## Begin Material for the task

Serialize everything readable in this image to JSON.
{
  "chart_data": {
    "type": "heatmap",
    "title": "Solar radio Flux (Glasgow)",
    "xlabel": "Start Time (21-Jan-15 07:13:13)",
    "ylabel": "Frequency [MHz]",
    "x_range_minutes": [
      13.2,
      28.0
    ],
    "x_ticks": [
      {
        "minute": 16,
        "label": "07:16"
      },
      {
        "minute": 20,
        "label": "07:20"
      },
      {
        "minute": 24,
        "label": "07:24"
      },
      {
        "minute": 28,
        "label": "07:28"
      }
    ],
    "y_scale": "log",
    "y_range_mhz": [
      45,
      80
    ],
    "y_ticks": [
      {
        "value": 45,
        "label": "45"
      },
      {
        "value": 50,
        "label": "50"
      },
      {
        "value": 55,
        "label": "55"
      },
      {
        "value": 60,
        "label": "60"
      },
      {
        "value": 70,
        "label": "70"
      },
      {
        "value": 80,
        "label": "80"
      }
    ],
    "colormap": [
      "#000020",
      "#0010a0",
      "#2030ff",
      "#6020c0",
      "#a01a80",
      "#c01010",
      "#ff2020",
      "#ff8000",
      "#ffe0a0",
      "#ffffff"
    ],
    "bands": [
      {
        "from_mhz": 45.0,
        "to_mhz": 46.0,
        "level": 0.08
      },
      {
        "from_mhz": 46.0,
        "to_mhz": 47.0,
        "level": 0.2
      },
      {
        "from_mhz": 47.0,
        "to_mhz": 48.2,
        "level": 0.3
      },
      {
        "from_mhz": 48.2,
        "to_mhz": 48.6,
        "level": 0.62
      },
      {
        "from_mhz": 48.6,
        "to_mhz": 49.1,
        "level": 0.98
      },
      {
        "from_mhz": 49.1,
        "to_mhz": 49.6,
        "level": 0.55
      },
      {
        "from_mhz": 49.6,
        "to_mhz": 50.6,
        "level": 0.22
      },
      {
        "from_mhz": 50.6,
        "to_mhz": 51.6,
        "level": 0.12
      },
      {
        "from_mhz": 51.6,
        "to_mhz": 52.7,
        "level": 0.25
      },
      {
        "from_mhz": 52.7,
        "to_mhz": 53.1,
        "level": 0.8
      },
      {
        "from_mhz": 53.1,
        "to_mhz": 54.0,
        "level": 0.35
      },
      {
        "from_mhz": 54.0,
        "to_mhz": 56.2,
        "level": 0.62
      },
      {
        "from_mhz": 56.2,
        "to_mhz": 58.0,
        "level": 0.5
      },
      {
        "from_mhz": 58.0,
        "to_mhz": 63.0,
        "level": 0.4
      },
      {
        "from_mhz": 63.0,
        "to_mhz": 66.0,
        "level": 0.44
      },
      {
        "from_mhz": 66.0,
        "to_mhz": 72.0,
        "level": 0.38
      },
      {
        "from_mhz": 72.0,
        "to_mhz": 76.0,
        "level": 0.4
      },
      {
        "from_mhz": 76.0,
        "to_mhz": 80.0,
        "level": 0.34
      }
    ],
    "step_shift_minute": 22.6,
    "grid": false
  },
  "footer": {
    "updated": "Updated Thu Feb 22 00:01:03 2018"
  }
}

## End Material for the task

> _The request_:
Copy all the records above exactly, missing none.

> _Response to this task_:
Serialize everything readable in this image to JSON.
{
  "chart_data": {
    "type": "heatmap",
    "title": "Solar radio Flux (Glasgow)",
    "xlabel": "Start Time (21-Jan-15 07:13:13)",
    "ylabel": "Frequency [MHz]",
    "x_range_minutes": [
      13.2,
      28.0
    ],
    "x_ticks": [
      {
        "minute": 16,
        "label": "07:16"
      },
      {
        "minute": 20,
        "label": "07:20"
      },
      {
        "minute": 24,
        "label": "07:24"
      },
      {
        "minute": 28,
        "label": "07:28"
      }
    ],
    "y_scale": "log",
    "y_range_mhz": [
      45,
      80
    ],
    "y_ticks": [
      {
        "value": 45,
        "label": "45"
      },
      {
        "value": 50,
        "label": "50"
      },
      {
        "value": 55,
        "label": "55"
      },
      {
        "value": 60,
        "label": "60"
      },
      {
        "value": 70,
        "label": "70"
      },
      {
        "value": 80,
        "label": "80"
      }
    ],
    "colormap": [
      "#000020",
      "#0010a0",
      "#2030ff",
      "#6020c0",
      "#a01a80",
      "#c01010",
      "#ff2020",
      "#ff8000",
      "#ffe0a0",
      "#ffffff"
    ],
    "bands": [
      {
        "from_mhz": 45.0,
        "to_mhz": 46.0,
        "level": 0.08
      },
      {
        "from_mhz": 46.0,
        "to_mhz": 47.0,
        "level": 0.2
      },
      {
        "from_mhz": 47.0,
        "to_mhz": 48.2,
        "level": 0.3
      },
      {
        "from_mhz": 48.2,
        "to_mhz": 48.6,
        "level": 0.62
      },
      {
        "from_mhz": 48.6,
        "to_mhz": 49.1,
        "level": 0.98
      },
      {
        "from_mhz": 49.1,
        "to_mhz": 49.6,
        "level": 0.55
      },
      {
        "from_mhz": 49.6,
        "to_mhz": 50.6,
        "level": 0.22
      },
      {
        "from_mhz": 50.6,
        "to_mhz": 51.6,
        "level": 0.12
      },
      {
        "from_mhz": 51.6,
        "to_mhz": 52.7,
        "level": 0.25
      },
      {
        "from_mhz": 52.7,
        "to_mhz": 53.1,
        "level": 0.8
      },
      {
        "from_mhz": 53.1,
        "to_mhz": 54.0,
        "level": 0.35
      },
      {
        "from_mhz": 54.0,
        "to_mhz": 56.2,
        "level": 0.62
      },
      {
        "from_mhz": 56.2,
        "to_mhz": 58.0,
        "level": 0.5
      },
      {
        "from_mhz": 58.0,
        "to_mhz": 63.0,
        "level": 0.4
      },
      {
        "from_mhz": 63.0,
        "to_mhz": 66.0,
        "level": 0.44
      },
      {
        "from_mhz": 66.0,
        "to_mhz": 72.0,
        "level": 0.38
      },
      {
        "from_mhz": 72.0,
        "to_mhz": 76.0,
        "level": 0.4
      },
      {
        "from_mhz": 76.0,
        "to_mhz": 80.0,
        "level": 0.34
      }
    ],
    "step_shift_minute": 22.6,
    "grid": false
  },
  "footer": {
    "updated": "Updated Thu Feb 22 00:01:03 2018"
  }
}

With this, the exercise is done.